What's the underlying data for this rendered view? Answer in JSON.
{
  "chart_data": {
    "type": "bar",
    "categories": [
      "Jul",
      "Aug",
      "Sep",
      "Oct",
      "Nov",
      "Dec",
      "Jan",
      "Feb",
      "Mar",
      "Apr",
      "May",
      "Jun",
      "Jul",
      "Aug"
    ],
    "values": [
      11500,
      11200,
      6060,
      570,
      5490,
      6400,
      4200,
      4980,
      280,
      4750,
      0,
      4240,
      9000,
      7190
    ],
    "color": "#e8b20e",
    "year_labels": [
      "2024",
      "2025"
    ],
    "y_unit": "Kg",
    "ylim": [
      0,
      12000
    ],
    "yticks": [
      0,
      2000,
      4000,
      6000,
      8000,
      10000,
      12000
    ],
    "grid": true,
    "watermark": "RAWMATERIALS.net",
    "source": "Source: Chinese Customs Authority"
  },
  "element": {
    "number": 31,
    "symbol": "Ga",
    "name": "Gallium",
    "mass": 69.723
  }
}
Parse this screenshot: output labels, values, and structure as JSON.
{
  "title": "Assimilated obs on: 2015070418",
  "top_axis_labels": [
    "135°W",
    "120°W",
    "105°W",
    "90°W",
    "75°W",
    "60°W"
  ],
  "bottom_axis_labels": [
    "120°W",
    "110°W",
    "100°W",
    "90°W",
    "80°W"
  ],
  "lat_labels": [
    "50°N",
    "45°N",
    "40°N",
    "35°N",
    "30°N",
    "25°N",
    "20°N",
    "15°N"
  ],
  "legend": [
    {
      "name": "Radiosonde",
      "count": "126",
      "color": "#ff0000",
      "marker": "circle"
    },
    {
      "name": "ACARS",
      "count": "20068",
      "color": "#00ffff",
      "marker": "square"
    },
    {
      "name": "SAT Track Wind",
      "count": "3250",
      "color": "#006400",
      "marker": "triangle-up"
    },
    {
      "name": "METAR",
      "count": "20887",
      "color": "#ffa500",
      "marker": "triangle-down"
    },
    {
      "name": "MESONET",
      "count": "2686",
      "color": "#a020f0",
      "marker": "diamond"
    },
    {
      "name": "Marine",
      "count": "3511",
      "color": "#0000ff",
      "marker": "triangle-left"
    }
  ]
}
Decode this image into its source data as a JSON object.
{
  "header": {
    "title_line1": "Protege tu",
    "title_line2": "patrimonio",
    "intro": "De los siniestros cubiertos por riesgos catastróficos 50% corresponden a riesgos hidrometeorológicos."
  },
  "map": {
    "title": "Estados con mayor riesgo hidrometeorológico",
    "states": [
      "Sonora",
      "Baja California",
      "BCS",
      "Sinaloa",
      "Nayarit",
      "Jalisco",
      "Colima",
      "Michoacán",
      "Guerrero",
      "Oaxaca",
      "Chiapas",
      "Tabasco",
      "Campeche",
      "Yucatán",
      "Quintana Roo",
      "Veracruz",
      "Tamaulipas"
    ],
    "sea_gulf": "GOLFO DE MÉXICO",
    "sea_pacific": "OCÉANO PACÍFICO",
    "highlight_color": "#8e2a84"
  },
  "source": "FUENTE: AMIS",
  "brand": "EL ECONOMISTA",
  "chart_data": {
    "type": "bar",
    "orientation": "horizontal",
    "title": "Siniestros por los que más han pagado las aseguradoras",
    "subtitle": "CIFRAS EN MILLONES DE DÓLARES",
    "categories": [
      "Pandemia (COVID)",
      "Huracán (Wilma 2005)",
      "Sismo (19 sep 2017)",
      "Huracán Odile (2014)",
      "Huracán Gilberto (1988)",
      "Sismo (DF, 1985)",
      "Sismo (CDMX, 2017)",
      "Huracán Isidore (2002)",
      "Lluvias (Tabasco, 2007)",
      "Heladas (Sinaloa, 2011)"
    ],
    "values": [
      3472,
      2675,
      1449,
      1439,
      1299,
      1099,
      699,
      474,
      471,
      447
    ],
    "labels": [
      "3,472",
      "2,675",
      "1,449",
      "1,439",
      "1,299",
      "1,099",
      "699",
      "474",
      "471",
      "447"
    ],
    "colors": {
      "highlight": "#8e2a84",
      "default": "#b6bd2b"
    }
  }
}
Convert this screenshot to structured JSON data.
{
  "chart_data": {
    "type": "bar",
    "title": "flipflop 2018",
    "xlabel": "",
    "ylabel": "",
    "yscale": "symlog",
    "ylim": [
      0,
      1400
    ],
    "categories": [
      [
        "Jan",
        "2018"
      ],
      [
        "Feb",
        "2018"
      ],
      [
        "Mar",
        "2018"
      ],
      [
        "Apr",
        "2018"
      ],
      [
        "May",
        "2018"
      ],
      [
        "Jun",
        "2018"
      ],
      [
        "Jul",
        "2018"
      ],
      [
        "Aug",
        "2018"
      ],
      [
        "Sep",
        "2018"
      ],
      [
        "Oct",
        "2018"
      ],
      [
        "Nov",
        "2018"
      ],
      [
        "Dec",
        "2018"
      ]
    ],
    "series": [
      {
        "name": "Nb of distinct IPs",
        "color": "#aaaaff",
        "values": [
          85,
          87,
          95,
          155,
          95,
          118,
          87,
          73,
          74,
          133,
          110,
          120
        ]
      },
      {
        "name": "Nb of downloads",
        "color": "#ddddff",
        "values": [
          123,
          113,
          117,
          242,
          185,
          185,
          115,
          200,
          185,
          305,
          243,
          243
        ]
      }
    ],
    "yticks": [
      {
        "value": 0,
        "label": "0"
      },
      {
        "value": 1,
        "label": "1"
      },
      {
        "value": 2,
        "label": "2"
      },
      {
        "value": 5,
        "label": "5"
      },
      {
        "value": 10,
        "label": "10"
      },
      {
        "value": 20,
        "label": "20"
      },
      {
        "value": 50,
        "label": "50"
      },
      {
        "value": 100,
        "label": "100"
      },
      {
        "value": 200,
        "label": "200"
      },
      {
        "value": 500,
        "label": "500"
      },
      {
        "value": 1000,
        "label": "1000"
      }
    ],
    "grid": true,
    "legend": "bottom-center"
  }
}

※ ※ ※

[WORK TO COMPLETE]
Look through the entries above for the word "name". Copy every line where it shows up.

[ANSWER TO THE PROBLEM]
    "name": "Gallium",
      "name": "Radiosonde",
      "name": "ACARS",
      "name": "SAT Track Wind",
      "name": "METAR",
      "name": "MESONET",
      "name": "Marine",
        "name": "Nb of distinct IPs",
        "name": "Nb of downloads",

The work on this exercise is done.